[Records from a data collection]
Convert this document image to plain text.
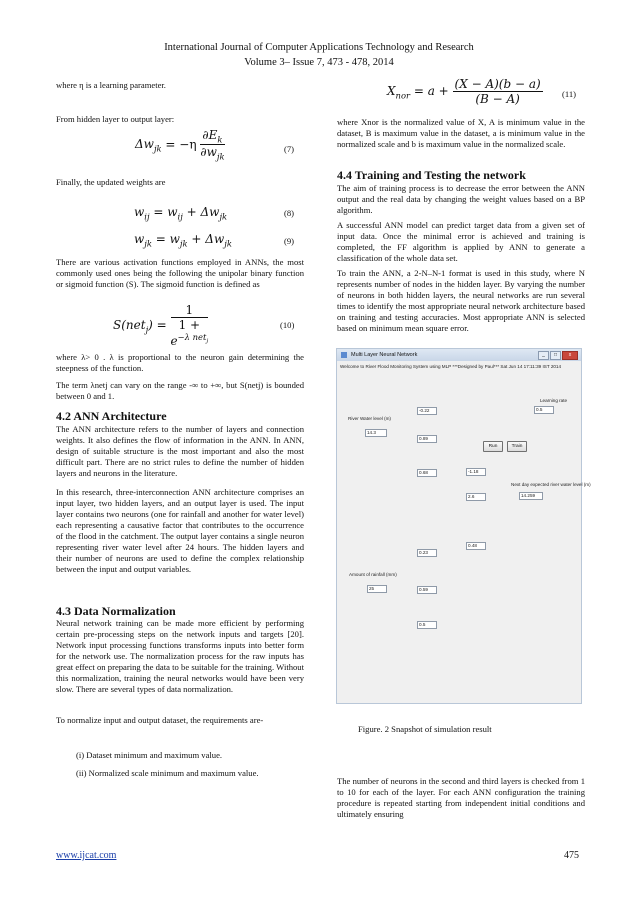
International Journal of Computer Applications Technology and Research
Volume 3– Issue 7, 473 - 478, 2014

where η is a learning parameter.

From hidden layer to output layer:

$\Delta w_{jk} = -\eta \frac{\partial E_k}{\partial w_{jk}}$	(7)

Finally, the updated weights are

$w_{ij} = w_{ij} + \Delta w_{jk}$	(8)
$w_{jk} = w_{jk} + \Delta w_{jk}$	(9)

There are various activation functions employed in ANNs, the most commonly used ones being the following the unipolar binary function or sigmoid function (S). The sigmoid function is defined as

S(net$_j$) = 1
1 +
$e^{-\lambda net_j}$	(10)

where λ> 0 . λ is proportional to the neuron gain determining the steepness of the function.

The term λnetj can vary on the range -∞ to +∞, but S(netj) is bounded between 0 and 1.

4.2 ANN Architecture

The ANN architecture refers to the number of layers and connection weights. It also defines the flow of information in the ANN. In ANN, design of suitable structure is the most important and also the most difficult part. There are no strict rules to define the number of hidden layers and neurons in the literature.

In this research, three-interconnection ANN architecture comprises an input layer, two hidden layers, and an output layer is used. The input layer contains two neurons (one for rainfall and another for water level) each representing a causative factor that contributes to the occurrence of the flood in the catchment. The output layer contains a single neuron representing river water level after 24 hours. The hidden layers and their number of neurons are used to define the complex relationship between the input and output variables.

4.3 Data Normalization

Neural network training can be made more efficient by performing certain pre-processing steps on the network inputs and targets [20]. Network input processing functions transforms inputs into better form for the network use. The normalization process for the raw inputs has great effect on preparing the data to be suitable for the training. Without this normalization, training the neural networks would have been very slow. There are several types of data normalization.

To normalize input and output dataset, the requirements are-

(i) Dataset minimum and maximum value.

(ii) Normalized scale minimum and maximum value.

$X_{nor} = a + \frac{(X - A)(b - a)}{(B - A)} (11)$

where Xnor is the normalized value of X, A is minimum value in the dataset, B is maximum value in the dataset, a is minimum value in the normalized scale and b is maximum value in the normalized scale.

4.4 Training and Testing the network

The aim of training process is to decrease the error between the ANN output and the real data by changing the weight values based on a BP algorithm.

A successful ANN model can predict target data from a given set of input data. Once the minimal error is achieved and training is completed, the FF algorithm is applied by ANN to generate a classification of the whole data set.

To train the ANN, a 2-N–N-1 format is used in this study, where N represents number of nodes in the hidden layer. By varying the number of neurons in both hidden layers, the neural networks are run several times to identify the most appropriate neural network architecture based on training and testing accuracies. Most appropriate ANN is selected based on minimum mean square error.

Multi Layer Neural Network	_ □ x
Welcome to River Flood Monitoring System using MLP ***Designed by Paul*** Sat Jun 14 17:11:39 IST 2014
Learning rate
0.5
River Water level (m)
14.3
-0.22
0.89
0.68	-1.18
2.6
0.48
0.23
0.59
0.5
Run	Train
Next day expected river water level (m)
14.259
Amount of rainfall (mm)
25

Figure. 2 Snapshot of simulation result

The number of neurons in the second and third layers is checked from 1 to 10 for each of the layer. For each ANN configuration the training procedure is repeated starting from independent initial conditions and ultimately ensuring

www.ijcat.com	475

---

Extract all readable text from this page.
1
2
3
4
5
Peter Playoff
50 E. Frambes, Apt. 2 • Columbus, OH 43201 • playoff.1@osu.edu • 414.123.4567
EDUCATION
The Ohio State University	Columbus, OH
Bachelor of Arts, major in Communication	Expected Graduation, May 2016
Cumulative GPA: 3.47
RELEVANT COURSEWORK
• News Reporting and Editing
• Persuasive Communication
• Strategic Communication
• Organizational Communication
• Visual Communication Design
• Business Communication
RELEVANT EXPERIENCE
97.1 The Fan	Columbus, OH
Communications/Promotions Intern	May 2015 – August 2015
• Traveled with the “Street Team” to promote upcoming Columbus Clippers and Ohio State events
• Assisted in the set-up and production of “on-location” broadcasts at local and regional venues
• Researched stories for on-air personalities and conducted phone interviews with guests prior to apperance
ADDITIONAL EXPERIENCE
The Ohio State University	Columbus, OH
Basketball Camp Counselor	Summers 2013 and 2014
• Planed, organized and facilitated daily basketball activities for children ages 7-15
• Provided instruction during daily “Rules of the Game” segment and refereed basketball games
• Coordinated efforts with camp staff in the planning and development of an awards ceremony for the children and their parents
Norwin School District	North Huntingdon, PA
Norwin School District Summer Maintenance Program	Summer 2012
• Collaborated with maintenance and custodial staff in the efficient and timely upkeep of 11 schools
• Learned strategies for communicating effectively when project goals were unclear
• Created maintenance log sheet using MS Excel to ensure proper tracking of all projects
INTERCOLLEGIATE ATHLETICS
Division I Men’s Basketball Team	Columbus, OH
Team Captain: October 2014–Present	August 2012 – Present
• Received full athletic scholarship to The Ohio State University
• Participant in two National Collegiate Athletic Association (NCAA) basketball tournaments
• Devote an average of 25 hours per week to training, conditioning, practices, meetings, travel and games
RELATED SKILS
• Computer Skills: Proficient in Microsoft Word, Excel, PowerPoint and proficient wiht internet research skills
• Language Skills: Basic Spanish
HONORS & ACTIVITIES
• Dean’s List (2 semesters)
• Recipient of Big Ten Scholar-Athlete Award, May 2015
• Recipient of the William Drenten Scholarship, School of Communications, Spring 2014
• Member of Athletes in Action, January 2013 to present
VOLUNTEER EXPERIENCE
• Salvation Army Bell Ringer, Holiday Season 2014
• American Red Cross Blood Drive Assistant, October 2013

- [Set exercise]
Wherever the string "scale" appears in the entries above, list that line.

- [Response to this exercise]
(ii) Normalized scale minimum and maximum value.
where Xnor is the normalized value of X, A is minimum value in the dataset, B is maximum value in the dataset, a is minimum value in the normalized scale and b is maximum value in the normalized scale.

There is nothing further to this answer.